▸ **YOUR GOAL**:
Omit the images, then print each record below exactly as it reads.

[Data entries]
------------------------
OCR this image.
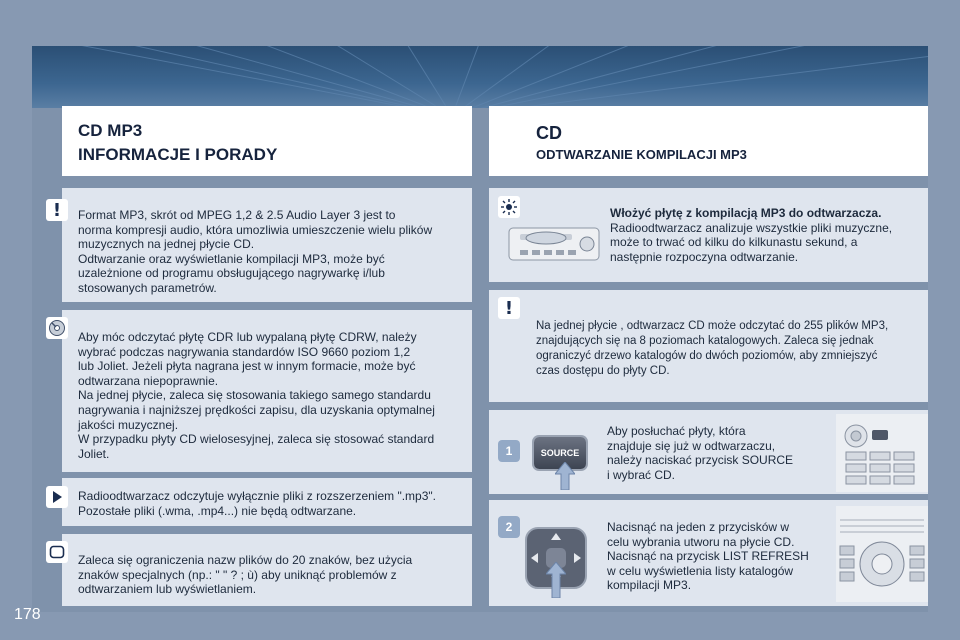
CD MP3
INFORMACJE I PORADY
CD
ODTWARZANIE KOMPILACJI MP3
! Format MP3, skrót od MPEG 1,2 & 2.5 Audio Layer 3 jest to

norma kompresji audio, która umozliwia umieszczenie wielu plików

muzycznych na jednej płycie CD.

Odtwarzanie oraz wyświetlanie kompilacji MP3, może być

uzależnione od programu obsługującego nagrywarkę i/lub

stosowanych parametrów.

Aby móc odczytać płytę CDR lub wypalaną płytę CDRW, należy

wybrać podczas nagrywania standardów ISO 9660 poziom 1,2

lub Joliet. Jeżeli płyta nagrana jest w innym formacie, może być

odtwarzana niepoprawnie.

Na jednej płycie, zaleca się stosowania takiego samego standardu

nagrywania i najniższej prędkości zapisu, dla uzyskania optymalnej

jakości muzycznej.

W przypadku płyty CD wielosesyjnej, zaleca się stosować standard

Joliet.

Radioodtwarzacz odczytuje wyłącznie pliki z rozszerzeniem ".mp3".

Pozostałe pliki (.wma, .mp4...) nie będą odtwarzane.

Zaleca się ograniczenia nazw plików do 20 znaków, bez użycia

znaków specjalnych (np.: " " ? ; ù) aby uniknąć problemów z

odtwarzaniem lub wyświetlaniem.

Włożyć płytę z kompilacją MP3 do odtwarzacza.

Radioodtwarzacz analizuje wszystkie pliki muzyczne,

może to trwać od kilku do kilkunastu sekund, a

następnie rozpoczyna odtwarzanie.

!

Na jednej płycie , odtwarzacz CD może odczytać do 255 plików MP3,

znajdujących się na 8 poziomach katalogowych. Zaleca się jednak

ograniczyć drzewo katalogów do dwóch poziomów, aby zmniejszyć

czas dostępu do płyty CD.

1	SOURCE

Aby posłuchać płyty, która

znajduje się już w odtwarzaczu,

należy naciskać przycisk SOURCE

i wybrać CD.

2	Nacisnąć na jeden z przycisków w

celu wybrania utworu na płycie CD.

Nacisnąć na przycisk LIST REFRESH

w celu wyświetlenia listy katalogów

kompilacji MP3.

178
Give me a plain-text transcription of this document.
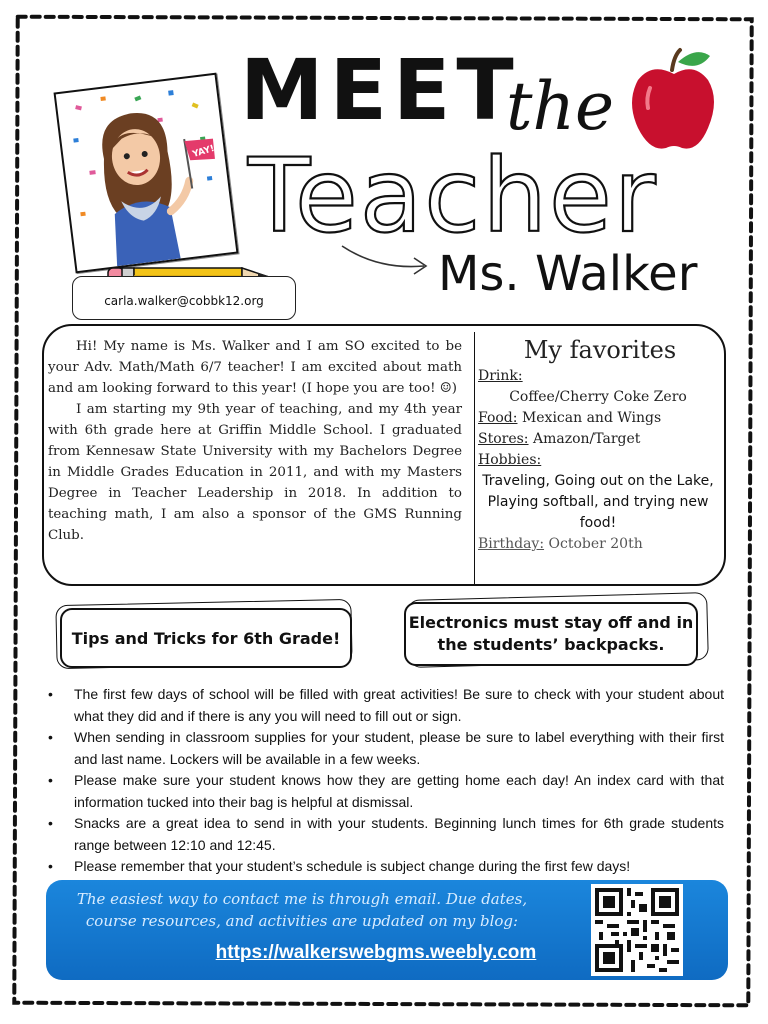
YAY!
MEET
the
Teacher
Ms. Walker
carla.walker@cobbk12.org

Hi! My name is Ms. Walker and I am SO excited to be your Adv. Math/Math 6/7 teacher! I am excited about math and am looking forward to this year! (I hope you are too! ☺)

I am starting my 9th year of teaching, and my 4th year with 6th grade here at Griffin Middle School. I graduated from Kennesaw State University with my Bachelors Degree in Middle Grades Education in 2011, and with my Masters Degree in Teacher Leadership in 2018. In addition to teaching math, I am also a sponsor of the GMS Running Club.

My favorites
Drink:
Coffee/Cherry Coke Zero
Food: Mexican and Wings
Stores: Amazon/Target
Hobbies:
Traveling, Going out on the Lake, Playing softball, and trying new food!
Birthday: October 20th
Tips and Tricks for 6th Grade!
Electronics must stay off and in the students’ backpacks.
• The first few days of school will be filled with great activities! Be sure to check with your student about what they did and if there is any you will need to fill out or sign.
• When sending in classroom supplies for your student, please be sure to label everything with their first and last name. Lockers will be available in a few weeks.
• Please make sure your student knows how they are getting home each day! An index card with that information tucked into their bag is helpful at dismissal.
• Snacks are a great idea to send in with your students. Beginning lunch times for 6th grade students range between 12:10 and 12:45.
• Please remember that your student’s schedule is subject change during the first few days!
The easiest way to contact me is through email. Due dates, course resources, and activities are updated on my blog:
https://walkerswebgms.weebly.com
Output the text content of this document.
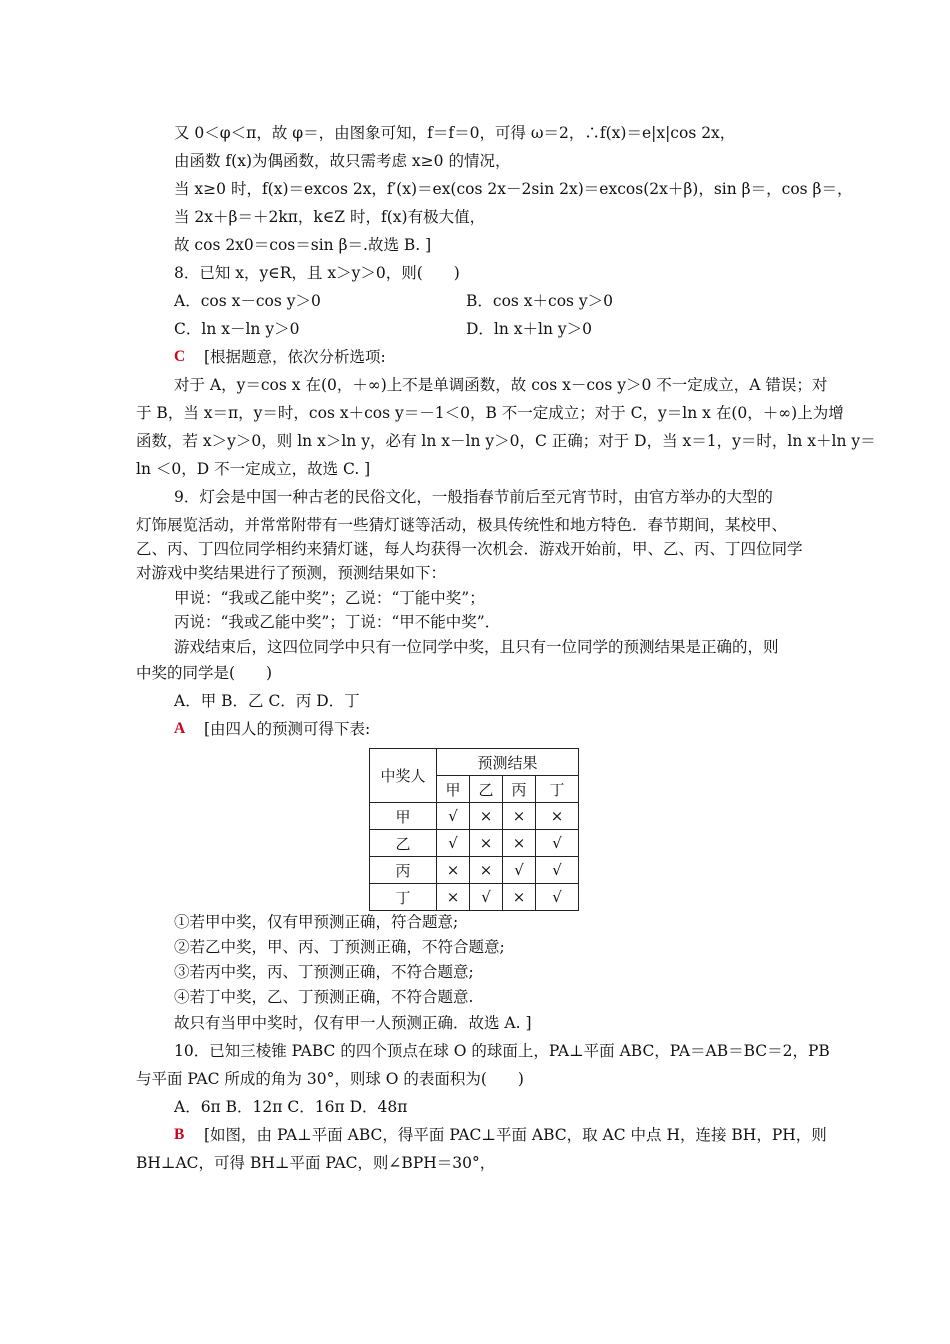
又 0＜φ＜π，故 φ＝，由图象可知，f＝f＝0，可得 ω＝2，∴f(x)＝e|x|cos 2x，
由函数 f(x)为偶函数，故只需考虑 x≥0 的情况，
当 x≥0 时，f(x)＝excos 2x，f′(x)＝ex(cos 2x－2sin 2x)＝excos(2x＋β)，sin β＝，cos β＝，
当 2x＋β＝＋2kπ，k∈Z 时，f(x)有极大值，
故 cos 2x0＝cos＝sin β＝.故选 B. ]
8．已知 x，y∈R，且 x＞y＞0，则(　　)
A．cos x－cos y＞0	B．cos x＋cos y＞0
C．ln x－ln y＞0	D．ln x＋ln y＞0
C [根据题意，依次分析选项:
对于 A，y＝cos x 在(0，＋∞)上不是单调函数，故 cos x－cos y＞0 不一定成立，A 错误；对
于 B，当 x＝π，y＝时，cos x＋cos y＝－1＜0，B 不一定成立；对于 C，y＝ln x 在(0，＋∞)上为增
函数，若 x＞y＞0，则 ln x＞ln y，必有 ln x－ln y＞0，C 正确；对于 D，当 x＝1，y＝时，ln x＋ln y＝
ln ＜0，D 不一定成立，故选 C. ]
9．灯会是中国一种古老的民俗文化，一般指春节前后至元宵节时，由官方举办的大型的
灯饰展览活动，并常常附带有一些猜灯谜等活动，极具传统性和地方特色．春节期间，某校甲、
乙、丙、丁四位同学相约来猜灯谜，每人均获得一次机会．游戏开始前，甲、乙、丙、丁四位同学
对游戏中奖结果进行了预测，预测结果如下：
甲说：“我或乙能中奖”；乙说：“丁能中奖”；
丙说：“我或乙能中奖”；丁说：“甲不能中奖”．
游戏结束后，这四位同学中只有一位同学中奖，且只有一位同学的预测结果是正确的，则
中奖的同学是(　　)
A．甲 B．乙 C．丙 D．丁
A [由四人的预测可得下表:
中奖人	预测结果			
	甲	乙	丙	丁
甲	√	×	×	×
乙	√	×	×	√
丙	×	×	√	√
丁	×	√	×	√
①若甲中奖，仅有甲预测正确，符合题意;
②若乙中奖，甲、丙、丁预测正确，不符合题意;
③若丙中奖，丙、丁预测正确，不符合题意;
④若丁中奖，乙、丁预测正确，不符合题意.
故只有当甲中奖时，仅有甲一人预测正确．故选 A. ]
10．已知三棱锥 PABC 的四个顶点在球 O 的球面上，PA⊥平面 ABC，PA＝AB＝BC＝2，PB
与平面 PAC 所成的角为 30°，则球 O 的表面积为(　　)
A．6π B．12π C．16π D．48π
B [如图，由 PA⊥平面 ABC，得平面 PAC⊥平面 ABC，取 AC 中点 H，连接 BH，PH，则
BH⊥AC，可得 BH⊥平面 PAC，则∠BPH＝30°，
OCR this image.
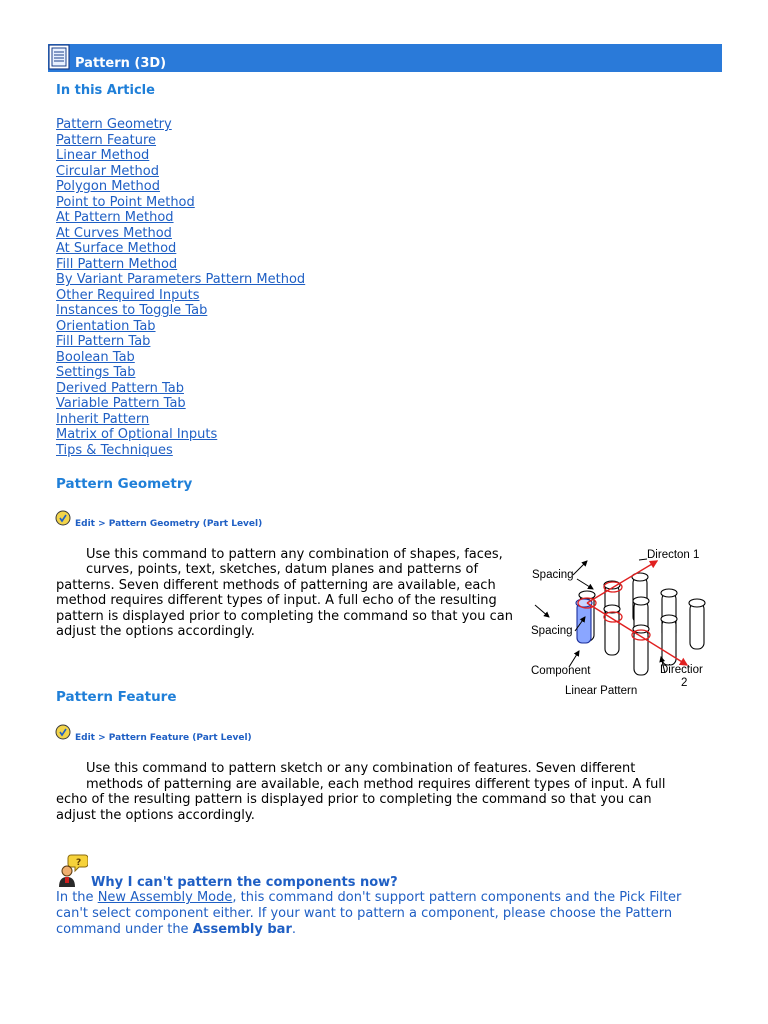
Pattern (3D)
In this Article
Pattern Geometry
Pattern Feature
Linear Method
Circular Method
Polygon Method
Point to Point Method
At Pattern Method
At Curves Method
At Surface Method
Fill Pattern Method
By Variant Parameters Pattern Method
Other Required Inputs
Instances to Toggle Tab
Orientation Tab
Fill Pattern Tab
Boolean Tab
Settings Tab
Derived Pattern Tab
Variable Pattern Tab
Inherit Pattern
Matrix of Optional Inputs
Tips & Techniques
Pattern Geometry
Edit > Pattern Geometry (Part Level)
Use this command to pattern any combination of shapes, faces,
curves, points, text, sketches, datum planes and patterns of
patterns. Seven different methods of patterning are available, each
method requires different types of input. A full echo of the resulting
pattern is displayed prior to completing the command so that you can
adjust the options accordingly.
Directon 1
Spacing
Spacing
Component	Directior
2
Linear Pattern
Pattern Feature
Edit > Pattern Feature (Part Level)
Use this command to pattern sketch or any combination of features. Seven different
methods of patterning are available, each method requires different types of input. A full
echo of the resulting pattern is displayed prior to completing the command so that you can
adjust the options accordingly.
?
Why I can't pattern the components now?
In the New Assembly Mode, this command don't support pattern components and the Pick Filter
can't select component either. If your want to pattern a component, please choose the Pattern
command under the Assembly bar.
------------------------
▸ **SOLVED PROBLEM**:
OCR this image.
CD MP3
INFORMACJE I PORADY
CD
ODTWARZANIE KOMPILACJI MP3
! Format MP3, skrót od MPEG 1,2 & 2.5 Audio Layer 3 jest to

norma kompresji audio, która umozliwia umieszczenie wielu plików

muzycznych na jednej płycie CD.

Odtwarzanie oraz wyświetlanie kompilacji MP3, może być

uzależnione od programu obsługującego nagrywarkę i/lub

stosowanych parametrów.

Aby móc odczytać płytę CDR lub wypalaną płytę CDRW, należy

wybrać podczas nagrywania standardów ISO 9660 poziom 1,2

lub Joliet. Jeżeli płyta nagrana jest w innym formacie, może być

odtwarzana niepoprawnie.

Na jednej płycie, zaleca się stosowania takiego samego standardu

nagrywania i najniższej prędkości zapisu, dla uzyskania optymalnej

jakości muzycznej.

W przypadku płyty CD wielosesyjnej, zaleca się stosować standard

Joliet.

Radioodtwarzacz odczytuje wyłącznie pliki z rozszerzeniem ".mp3".

Pozostałe pliki (.wma, .mp4...) nie będą odtwarzane.

Zaleca się ograniczenia nazw plików do 20 znaków, bez użycia

znaków specjalnych (np.: " " ? ; ù) aby uniknąć problemów z

odtwarzaniem lub wyświetlaniem.

Włożyć płytę z kompilacją MP3 do odtwarzacza.

Radioodtwarzacz analizuje wszystkie pliki muzyczne,

może to trwać od kilku do kilkunastu sekund, a

następnie rozpoczyna odtwarzanie.

!

Na jednej płycie , odtwarzacz CD może odczytać do 255 plików MP3,

znajdujących się na 8 poziomach katalogowych. Zaleca się jednak

ograniczyć drzewo katalogów do dwóch poziomów, aby zmniejszyć

czas dostępu do płyty CD.

1	SOURCE

Aby posłuchać płyty, która

znajduje się już w odtwarzaczu,

należy naciskać przycisk SOURCE

i wybrać CD.

2	Nacisnąć na jeden z przycisków w

celu wybrania utworu na płycie CD.

Nacisnąć na przycisk LIST REFRESH

w celu wyświetlenia listy katalogów

kompilacji MP3.

178
Give me a plain-text transcription of this document.
YAY!
MEET
the
Teacher
Ms. Walker
carla.walker@cobbk12.org

Hi! My name is Ms. Walker and I am SO excited to be your Adv. Math/Math 6/7 teacher! I am excited about math and am looking forward to this year! (I hope you are too! ☺)

I am starting my 9th year of teaching, and my 4th year with 6th grade here at Griffin Middle School. I graduated from Kennesaw State University with my Bachelors Degree in Middle Grades Education in 2011, and with my Masters Degree in Teacher Leadership in 2018. In addition to teaching math, I am also a sponsor of the GMS Running Club.

My favorites
Drink:
Coffee/Cherry Coke Zero
Food: Mexican and Wings
Stores: Amazon/Target
Hobbies:
Traveling, Going out on the Lake, Playing softball, and trying new food!
Birthday: October 20th
Tips and Tricks for 6th Grade!
Electronics must stay off and in the students’ backpacks.
• The first few days of school will be filled with great activities! Be sure to check with your student about what they did and if there is any you will need to fill out or sign.
• When sending in classroom supplies for your student, please be sure to label everything with their first and last name. Lockers will be available in a few weeks.
• Please make sure your student knows how they are getting home each day! An index card with that information tucked into their bag is helpful at dismissal.
• Snacks are a great idea to send in with your students. Beginning lunch times for 6th grade students range between 12:10 and 12:45.
• Please remember that your student’s schedule is subject change during the first few days!
The easiest way to contact me is through email. Due dates, course resources, and activities are updated on my blog:
https://walkerswebgms.weebly.com
Output the text content of this document.
又 0＜φ＜π，故 φ＝，由图象可知，f＝f＝0，可得 ω＝2，∴f(x)＝e|x|cos 2x，
由函数 f(x)为偶函数，故只需考虑 x≥0 的情况，
当 x≥0 时，f(x)＝excos 2x，f′(x)＝ex(cos 2x－2sin 2x)＝excos(2x＋β)，sin β＝，cos β＝，
当 2x＋β＝＋2kπ，k∈Z 时，f(x)有极大值，
故 cos 2x0＝cos＝sin β＝.故选 B. ]
8．已知 x，y∈R，且 x＞y＞0，则(　　)
A．cos x－cos y＞0	B．cos x＋cos y＞0
C．ln x－ln y＞0	D．ln x＋ln y＞0
C [根据题意，依次分析选项:
对于 A，y＝cos x 在(0，＋∞)上不是单调函数，故 cos x－cos y＞0 不一定成立，A 错误；对
于 B，当 x＝π，y＝时，cos x＋cos y＝－1＜0，B 不一定成立；对于 C，y＝ln x 在(0，＋∞)上为增
函数，若 x＞y＞0，则 ln x＞ln y，必有 ln x－ln y＞0，C 正确；对于 D，当 x＝1，y＝时，ln x＋ln y＝
ln ＜0，D 不一定成立，故选 C. ]
9．灯会是中国一种古老的民俗文化，一般指春节前后至元宵节时，由官方举办的大型的
灯饰展览活动，并常常附带有一些猜灯谜等活动，极具传统性和地方特色．春节期间，某校甲、
乙、丙、丁四位同学相约来猜灯谜，每人均获得一次机会．游戏开始前，甲、乙、丙、丁四位同学
对游戏中奖结果进行了预测，预测结果如下：
甲说：“我或乙能中奖”；乙说：“丁能中奖”；
丙说：“我或乙能中奖”；丁说：“甲不能中奖”．
游戏结束后，这四位同学中只有一位同学中奖，且只有一位同学的预测结果是正确的，则
中奖的同学是(　　)
A．甲 B．乙 C．丙 D．丁
A [由四人的预测可得下表:
中奖人	预测结果			
	甲	乙	丙	丁
甲	√	×	×	×
乙	√	×	×	√
丙	×	×	√	√
丁	×	√	×	√
①若甲中奖，仅有甲预测正确，符合题意;
②若乙中奖，甲、丙、丁预测正确，不符合题意;
③若丙中奖，丙、丁预测正确，不符合题意;
④若丁中奖，乙、丁预测正确，不符合题意.
故只有当甲中奖时，仅有甲一人预测正确．故选 A. ]
10．已知三棱锥 PABC 的四个顶点在球 O 的球面上，PA⊥平面 ABC，PA＝AB＝BC＝2，PB
与平面 PAC 所成的角为 30°，则球 O 的表面积为(　　)
A．6π B．12π C．16π D．48π
B [如图，由 PA⊥平面 ABC，得平面 PAC⊥平面 ABC，取 AC 中点 H，连接 BH，PH，则
BH⊥AC，可得 BH⊥平面 PAC，则∠BPH＝30°，
OCR this image.
Pattern (3D)
In this Article
Pattern Geometry
Pattern Feature
Linear Method
Circular Method
Polygon Method
Point to Point Method
At Pattern Method
At Curves Method
At Surface Method
Fill Pattern Method
By Variant Parameters Pattern Method
Other Required Inputs
Instances to Toggle Tab
Orientation Tab
Fill Pattern Tab
Boolean Tab
Settings Tab
Derived Pattern Tab
Variable Pattern Tab
Inherit Pattern
Matrix of Optional Inputs
Tips & Techniques
Pattern Geometry
Edit > Pattern Geometry (Part Level)
Use this command to pattern any combination of shapes, faces,
curves, points, text, sketches, datum planes and patterns of
patterns. Seven different methods of patterning are available, each
method requires different types of input. A full echo of the resulting
pattern is displayed prior to completing the command so that you can
adjust the options accordingly.
Directon 1
Spacing
Spacing
Component	Directior
2
Linear Pattern
Pattern Feature
Edit > Pattern Feature (Part Level)
Use this command to pattern sketch or any combination of features. Seven different
methods of patterning are available, each method requires different types of input. A full
echo of the resulting pattern is displayed prior to completing the command so that you can
adjust the options accordingly.
?
Why I can't pattern the components now?
In the New Assembly Mode, this command don't support pattern components and the Pick Filter
can't select component either. If your want to pattern a component, please choose the Pattern
command under the Assembly bar.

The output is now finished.